- Task description:
Find all the lines with "resources" and gather them.

(Extracted data entries)

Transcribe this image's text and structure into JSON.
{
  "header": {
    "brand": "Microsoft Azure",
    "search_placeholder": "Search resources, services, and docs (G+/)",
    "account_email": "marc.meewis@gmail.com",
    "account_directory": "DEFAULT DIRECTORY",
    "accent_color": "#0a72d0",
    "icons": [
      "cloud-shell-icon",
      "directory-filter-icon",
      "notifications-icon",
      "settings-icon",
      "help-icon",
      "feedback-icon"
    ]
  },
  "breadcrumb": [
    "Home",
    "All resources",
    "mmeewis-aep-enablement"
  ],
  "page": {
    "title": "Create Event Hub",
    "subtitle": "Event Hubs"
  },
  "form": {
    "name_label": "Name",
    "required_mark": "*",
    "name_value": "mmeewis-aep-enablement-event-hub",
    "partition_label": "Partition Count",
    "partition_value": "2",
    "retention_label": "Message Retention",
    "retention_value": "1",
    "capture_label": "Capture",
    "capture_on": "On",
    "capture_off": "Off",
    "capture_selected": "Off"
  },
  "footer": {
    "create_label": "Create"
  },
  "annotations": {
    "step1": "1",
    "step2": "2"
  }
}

- Correct output:
    "search_placeholder": "Search resources, services, and docs (G+/)",
    "All resources",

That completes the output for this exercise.